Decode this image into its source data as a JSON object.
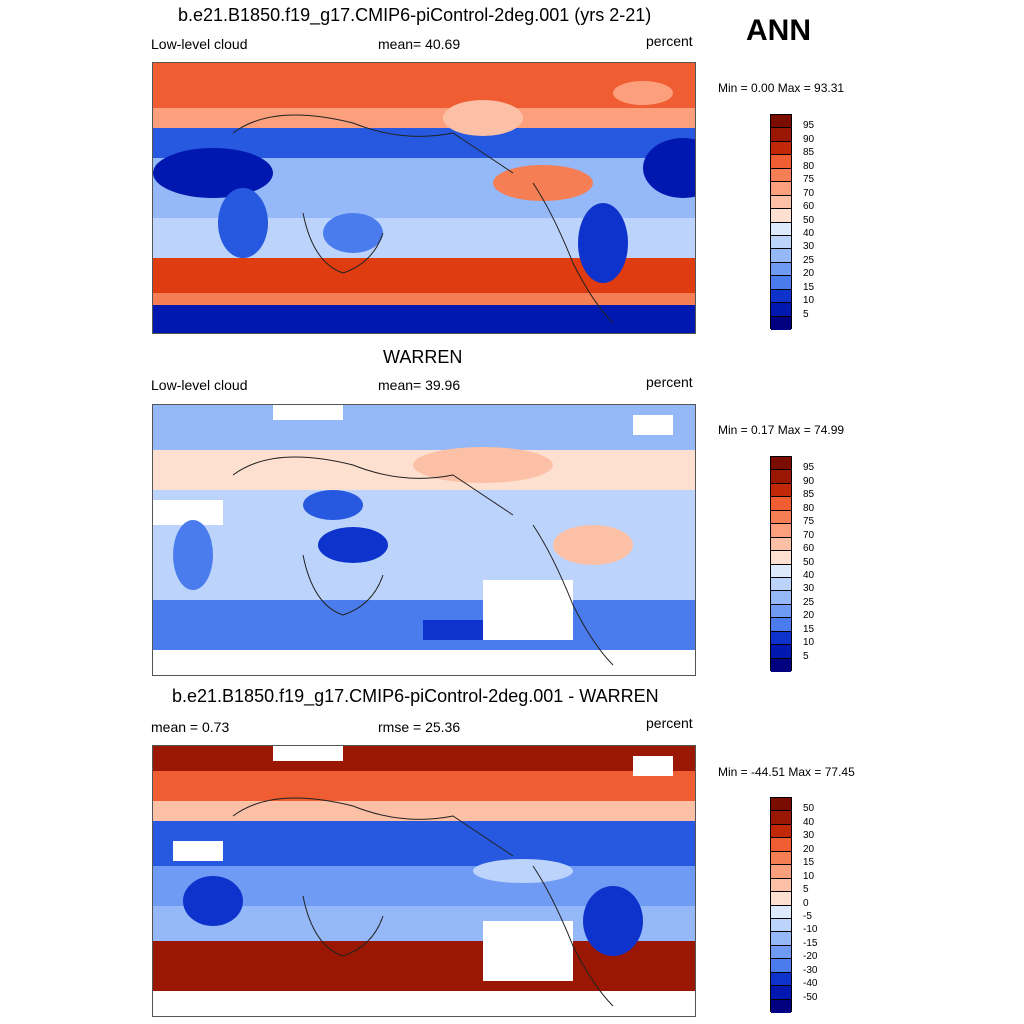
{
  "season": "ANN",
  "colors": {
    "seq": [
      "#000080",
      "#0018b0",
      "#0d33cc",
      "#2658e0",
      "#4a7cee",
      "#6f9bf4",
      "#95b8f8",
      "#bcd4fb",
      "#dde9fd",
      "#ffffff",
      "#fde0d0",
      "#fcc0a6",
      "#fb9f7c",
      "#f67e55",
      "#f05d32",
      "#e03c12",
      "#c02807",
      "#9a1803",
      "#7a0d00"
    ],
    "div": [
      "#000080",
      "#0018b0",
      "#0d33cc",
      "#2658e0",
      "#4a7cee",
      "#6f9bf4",
      "#95b8f8",
      "#bcd4fb",
      "#dde9fd",
      "#ffffff",
      "#fde0d0",
      "#fcc0a6",
      "#fb9f7c",
      "#f67e55",
      "#f05d32",
      "#e03c12",
      "#c02807",
      "#9a1803",
      "#7a0d00"
    ]
  },
  "panels": [
    {
      "title": "b.e21.B1850.f19_g17.CMIP6-piControl-2deg.001 (yrs 2-21)",
      "left_label": "Low-level cloud",
      "center_label": "mean=  40.69",
      "right_label": "percent",
      "minmax": "Min =   0.00 Max =  93.31",
      "colorbar": [
        "95",
        "90",
        "85",
        "80",
        "75",
        "70",
        "60",
        "50",
        "40",
        "30",
        "25",
        "20",
        "15",
        "10",
        "5"
      ]
    },
    {
      "title": "WARREN",
      "left_label": "Low-level cloud",
      "center_label": "mean=  39.96",
      "right_label": "percent",
      "minmax": "Min =   0.17 Max =  74.99",
      "colorbar": [
        "95",
        "90",
        "85",
        "80",
        "75",
        "70",
        "60",
        "50",
        "40",
        "30",
        "25",
        "20",
        "15",
        "10",
        "5"
      ]
    },
    {
      "title": "b.e21.B1850.f19_g17.CMIP6-piControl-2deg.001 - WARREN",
      "left_label": "mean =   0.73",
      "center_label": "rmse =  25.36",
      "right_label": "percent",
      "minmax": "Min = -44.51 Max =  77.45",
      "colorbar": [
        "50",
        "40",
        "30",
        "20",
        "15",
        "10",
        "5",
        "0",
        "-5",
        "-10",
        "-15",
        "-20",
        "-30",
        "-40",
        "-50"
      ]
    }
  ]
}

++++++++++

Looking at the records above, report how many lines contain the word "minmax". Answer with the number only.

**Completed task**
3